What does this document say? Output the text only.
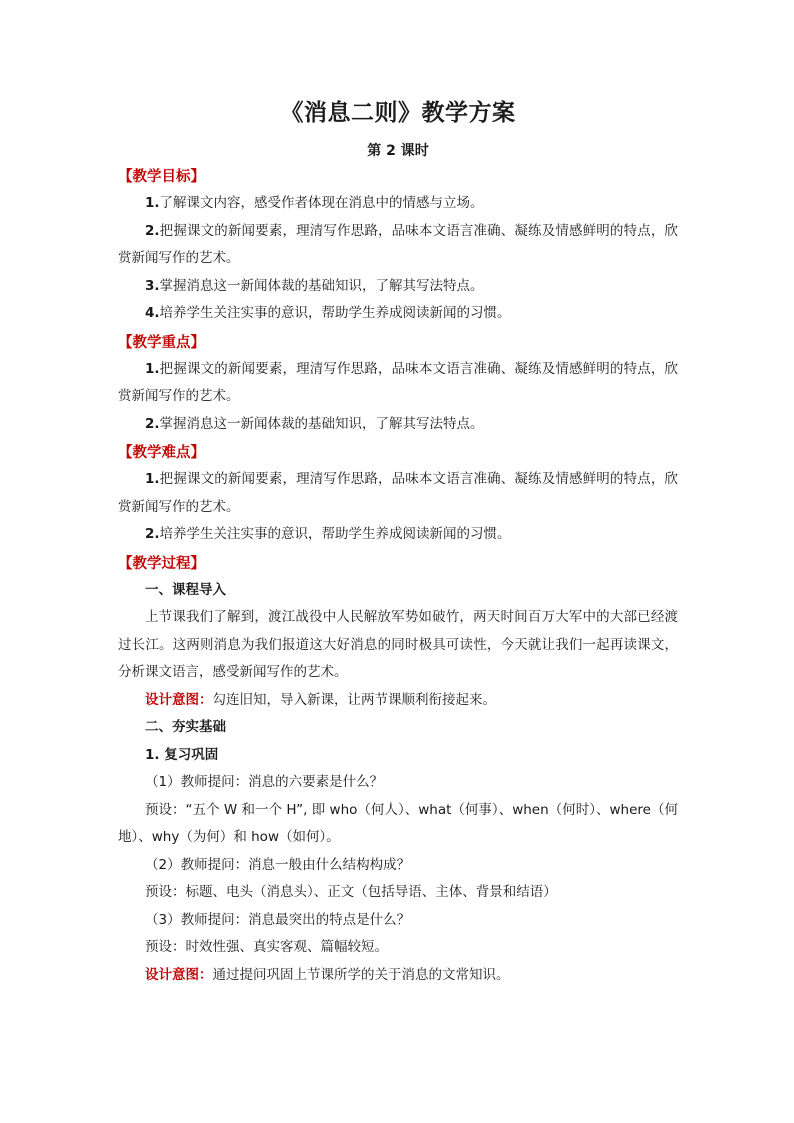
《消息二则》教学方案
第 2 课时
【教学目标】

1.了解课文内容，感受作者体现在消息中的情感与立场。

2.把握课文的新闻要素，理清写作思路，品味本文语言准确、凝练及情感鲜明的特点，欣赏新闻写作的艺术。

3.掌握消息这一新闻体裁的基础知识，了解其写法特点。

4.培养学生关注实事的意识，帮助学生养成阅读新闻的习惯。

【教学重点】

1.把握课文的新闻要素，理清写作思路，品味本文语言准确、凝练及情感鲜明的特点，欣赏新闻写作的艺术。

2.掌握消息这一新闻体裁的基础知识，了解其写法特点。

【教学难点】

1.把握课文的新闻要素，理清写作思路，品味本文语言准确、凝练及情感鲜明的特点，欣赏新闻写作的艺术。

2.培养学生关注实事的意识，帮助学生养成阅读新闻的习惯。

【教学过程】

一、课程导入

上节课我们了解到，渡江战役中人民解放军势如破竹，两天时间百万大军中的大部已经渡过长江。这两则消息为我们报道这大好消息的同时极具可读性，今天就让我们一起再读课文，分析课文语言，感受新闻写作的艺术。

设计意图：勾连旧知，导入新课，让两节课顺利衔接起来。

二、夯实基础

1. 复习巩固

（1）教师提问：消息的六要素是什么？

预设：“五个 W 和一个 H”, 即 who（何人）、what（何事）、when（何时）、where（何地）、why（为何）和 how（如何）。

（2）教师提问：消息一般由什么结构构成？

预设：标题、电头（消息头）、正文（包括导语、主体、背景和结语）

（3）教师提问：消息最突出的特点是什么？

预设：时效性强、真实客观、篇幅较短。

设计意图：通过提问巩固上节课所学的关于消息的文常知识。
--
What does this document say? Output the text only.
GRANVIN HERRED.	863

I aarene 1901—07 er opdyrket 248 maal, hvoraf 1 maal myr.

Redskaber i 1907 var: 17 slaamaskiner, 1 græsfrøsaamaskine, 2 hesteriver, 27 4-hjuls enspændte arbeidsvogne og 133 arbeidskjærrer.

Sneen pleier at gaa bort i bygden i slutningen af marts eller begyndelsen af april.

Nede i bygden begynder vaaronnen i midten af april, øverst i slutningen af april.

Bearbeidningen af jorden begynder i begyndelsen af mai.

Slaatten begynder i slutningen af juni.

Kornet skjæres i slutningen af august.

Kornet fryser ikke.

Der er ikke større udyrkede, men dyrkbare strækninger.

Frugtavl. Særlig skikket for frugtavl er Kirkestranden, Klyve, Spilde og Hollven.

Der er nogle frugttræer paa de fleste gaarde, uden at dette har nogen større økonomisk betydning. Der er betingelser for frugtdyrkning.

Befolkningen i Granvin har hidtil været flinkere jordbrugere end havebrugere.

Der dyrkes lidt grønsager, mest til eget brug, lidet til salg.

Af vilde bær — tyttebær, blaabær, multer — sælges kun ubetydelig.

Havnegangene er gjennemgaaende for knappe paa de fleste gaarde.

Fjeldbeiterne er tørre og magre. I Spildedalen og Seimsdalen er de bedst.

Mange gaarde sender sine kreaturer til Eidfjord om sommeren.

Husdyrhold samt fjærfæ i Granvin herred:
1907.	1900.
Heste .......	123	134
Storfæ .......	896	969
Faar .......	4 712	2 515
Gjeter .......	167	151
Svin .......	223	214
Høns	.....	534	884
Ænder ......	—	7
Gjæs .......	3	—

### Challenge
Identify and copy all lines with the word "掌握消息这一新闻体裁的基础知识".

### Task answer
3.掌握消息这一新闻体裁的基础知识，了解其写法特点。
2.掌握消息这一新闻体裁的基础知识，了解其写法特点。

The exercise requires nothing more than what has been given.